> _Exercise input_:
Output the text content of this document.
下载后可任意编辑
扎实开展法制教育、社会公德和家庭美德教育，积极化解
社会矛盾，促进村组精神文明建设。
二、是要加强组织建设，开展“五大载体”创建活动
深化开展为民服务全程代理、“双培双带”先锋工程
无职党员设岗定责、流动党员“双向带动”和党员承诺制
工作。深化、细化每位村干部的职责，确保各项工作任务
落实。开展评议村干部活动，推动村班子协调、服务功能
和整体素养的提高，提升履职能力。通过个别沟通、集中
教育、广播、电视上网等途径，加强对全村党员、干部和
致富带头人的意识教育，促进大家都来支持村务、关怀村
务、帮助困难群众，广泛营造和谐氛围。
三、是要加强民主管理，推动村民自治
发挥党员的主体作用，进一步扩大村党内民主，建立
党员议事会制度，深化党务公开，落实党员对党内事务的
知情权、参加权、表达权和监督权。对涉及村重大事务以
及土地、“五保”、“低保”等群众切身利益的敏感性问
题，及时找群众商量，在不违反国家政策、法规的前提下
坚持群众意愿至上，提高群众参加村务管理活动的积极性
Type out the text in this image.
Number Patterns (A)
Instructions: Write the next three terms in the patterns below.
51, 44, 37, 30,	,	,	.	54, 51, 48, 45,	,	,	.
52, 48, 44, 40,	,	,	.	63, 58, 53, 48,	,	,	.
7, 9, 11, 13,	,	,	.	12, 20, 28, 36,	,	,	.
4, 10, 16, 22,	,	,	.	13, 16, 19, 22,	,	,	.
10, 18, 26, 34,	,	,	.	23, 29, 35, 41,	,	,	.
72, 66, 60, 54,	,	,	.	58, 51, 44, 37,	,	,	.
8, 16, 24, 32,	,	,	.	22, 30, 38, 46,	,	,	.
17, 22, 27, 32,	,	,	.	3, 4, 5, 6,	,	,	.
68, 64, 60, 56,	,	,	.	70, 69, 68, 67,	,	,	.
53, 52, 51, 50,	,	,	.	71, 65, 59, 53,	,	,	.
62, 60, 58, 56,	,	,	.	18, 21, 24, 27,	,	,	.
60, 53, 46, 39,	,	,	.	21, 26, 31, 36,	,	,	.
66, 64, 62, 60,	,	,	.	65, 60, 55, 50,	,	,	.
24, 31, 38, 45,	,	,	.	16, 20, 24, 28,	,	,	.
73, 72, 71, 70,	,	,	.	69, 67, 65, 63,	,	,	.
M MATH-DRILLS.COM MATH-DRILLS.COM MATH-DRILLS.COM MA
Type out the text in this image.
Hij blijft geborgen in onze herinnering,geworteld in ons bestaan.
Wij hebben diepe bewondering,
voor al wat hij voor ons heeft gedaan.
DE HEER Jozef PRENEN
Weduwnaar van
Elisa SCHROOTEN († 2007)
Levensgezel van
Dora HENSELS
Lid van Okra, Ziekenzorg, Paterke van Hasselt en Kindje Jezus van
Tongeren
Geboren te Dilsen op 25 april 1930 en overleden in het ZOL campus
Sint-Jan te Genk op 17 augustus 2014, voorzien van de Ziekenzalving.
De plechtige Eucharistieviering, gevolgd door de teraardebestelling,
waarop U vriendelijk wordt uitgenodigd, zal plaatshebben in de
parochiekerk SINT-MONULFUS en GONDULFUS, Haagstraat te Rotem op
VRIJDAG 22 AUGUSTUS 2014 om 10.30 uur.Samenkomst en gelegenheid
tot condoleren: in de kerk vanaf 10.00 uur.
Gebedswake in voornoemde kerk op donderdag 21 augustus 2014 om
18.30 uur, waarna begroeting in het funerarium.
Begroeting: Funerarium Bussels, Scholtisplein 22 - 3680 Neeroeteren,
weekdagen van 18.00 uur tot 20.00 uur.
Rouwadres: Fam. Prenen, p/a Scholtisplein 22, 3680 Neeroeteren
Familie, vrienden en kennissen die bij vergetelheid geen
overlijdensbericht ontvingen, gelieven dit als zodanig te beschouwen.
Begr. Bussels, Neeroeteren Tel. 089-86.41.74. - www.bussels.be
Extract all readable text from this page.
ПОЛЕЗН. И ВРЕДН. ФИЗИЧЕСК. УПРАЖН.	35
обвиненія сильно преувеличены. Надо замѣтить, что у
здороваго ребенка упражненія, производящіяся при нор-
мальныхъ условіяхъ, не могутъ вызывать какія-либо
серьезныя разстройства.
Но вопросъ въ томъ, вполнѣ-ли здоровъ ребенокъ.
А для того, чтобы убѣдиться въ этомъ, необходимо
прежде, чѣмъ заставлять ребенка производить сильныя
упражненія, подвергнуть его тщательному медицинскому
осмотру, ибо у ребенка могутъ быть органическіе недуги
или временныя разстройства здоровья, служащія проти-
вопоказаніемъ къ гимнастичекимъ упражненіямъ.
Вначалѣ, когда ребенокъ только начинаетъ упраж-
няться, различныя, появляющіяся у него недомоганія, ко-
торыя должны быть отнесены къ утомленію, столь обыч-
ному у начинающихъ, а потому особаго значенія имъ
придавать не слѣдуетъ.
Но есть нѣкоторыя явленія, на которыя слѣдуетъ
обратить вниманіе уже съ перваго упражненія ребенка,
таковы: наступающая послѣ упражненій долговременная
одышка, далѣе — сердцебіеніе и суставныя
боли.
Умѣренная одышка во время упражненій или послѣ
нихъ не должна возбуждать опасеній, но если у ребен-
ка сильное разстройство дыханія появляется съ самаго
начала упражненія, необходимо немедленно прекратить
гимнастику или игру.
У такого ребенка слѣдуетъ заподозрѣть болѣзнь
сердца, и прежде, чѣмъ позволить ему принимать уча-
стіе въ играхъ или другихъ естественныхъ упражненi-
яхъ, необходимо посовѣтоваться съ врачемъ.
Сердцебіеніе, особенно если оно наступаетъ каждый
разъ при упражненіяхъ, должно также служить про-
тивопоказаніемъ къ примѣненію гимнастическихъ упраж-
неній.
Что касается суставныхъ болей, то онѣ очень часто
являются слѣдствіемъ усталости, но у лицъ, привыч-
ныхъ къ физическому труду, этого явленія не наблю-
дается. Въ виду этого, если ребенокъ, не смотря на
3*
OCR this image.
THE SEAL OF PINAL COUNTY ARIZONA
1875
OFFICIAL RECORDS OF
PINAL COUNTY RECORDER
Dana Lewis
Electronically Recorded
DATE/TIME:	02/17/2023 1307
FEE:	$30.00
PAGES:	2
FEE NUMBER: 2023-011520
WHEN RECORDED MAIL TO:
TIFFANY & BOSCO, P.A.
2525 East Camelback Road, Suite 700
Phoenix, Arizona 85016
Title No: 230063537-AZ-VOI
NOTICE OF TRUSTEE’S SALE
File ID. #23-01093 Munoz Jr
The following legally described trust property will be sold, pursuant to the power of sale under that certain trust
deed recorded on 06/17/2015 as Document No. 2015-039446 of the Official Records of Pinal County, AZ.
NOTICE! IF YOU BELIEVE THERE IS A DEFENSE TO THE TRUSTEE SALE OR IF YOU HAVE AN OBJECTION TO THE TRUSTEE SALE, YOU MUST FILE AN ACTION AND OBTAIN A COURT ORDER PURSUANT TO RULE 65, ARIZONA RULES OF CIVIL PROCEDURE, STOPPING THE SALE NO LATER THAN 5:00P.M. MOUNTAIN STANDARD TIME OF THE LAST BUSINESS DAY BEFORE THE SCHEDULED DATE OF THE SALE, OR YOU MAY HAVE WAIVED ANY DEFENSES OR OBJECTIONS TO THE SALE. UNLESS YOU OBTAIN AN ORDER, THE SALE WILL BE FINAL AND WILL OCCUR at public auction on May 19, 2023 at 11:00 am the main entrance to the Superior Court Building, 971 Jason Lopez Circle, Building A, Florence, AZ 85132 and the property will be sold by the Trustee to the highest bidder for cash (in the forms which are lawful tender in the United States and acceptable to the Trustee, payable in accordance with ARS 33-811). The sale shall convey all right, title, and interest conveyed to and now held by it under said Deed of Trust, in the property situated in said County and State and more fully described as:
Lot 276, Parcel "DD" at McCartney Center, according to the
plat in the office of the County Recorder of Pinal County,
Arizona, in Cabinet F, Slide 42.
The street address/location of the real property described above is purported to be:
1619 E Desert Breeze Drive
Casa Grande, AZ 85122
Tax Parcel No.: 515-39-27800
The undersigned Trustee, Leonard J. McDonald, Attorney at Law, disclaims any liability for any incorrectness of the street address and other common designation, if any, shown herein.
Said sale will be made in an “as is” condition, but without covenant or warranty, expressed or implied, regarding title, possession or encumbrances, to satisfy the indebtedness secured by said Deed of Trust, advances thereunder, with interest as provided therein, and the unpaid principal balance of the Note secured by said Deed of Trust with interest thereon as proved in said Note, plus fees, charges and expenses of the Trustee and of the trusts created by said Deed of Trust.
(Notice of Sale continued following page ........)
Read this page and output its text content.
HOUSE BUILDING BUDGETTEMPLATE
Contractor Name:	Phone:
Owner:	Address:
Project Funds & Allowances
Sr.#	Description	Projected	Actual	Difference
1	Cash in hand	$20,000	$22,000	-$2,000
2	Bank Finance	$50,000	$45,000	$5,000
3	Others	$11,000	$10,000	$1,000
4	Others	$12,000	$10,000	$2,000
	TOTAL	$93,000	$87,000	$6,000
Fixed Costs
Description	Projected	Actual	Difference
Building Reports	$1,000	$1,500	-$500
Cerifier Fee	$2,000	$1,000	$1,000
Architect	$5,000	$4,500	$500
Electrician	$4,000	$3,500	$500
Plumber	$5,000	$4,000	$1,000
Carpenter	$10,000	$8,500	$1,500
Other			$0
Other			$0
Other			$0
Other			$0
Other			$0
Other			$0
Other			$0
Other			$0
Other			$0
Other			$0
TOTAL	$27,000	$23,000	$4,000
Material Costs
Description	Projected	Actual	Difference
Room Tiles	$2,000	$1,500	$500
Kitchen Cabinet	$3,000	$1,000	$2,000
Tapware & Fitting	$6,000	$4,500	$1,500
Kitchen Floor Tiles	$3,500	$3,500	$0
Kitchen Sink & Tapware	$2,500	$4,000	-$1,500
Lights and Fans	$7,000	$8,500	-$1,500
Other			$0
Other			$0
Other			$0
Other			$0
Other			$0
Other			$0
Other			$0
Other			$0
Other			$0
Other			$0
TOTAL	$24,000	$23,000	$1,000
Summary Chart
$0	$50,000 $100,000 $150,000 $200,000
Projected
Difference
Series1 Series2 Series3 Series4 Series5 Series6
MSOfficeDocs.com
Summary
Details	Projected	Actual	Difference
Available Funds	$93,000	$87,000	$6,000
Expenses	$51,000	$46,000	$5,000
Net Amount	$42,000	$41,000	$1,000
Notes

> _Task instructions_: Find the lines containing "Scholtisplein" and list every one of them.

> _The answer_:
Begroeting: Funerarium Bussels, Scholtisplein 22 - 3680 Neeroeteren,
Rouwadres: Fam. Prenen, p/a Scholtisplein 22, 3680 Neeroeteren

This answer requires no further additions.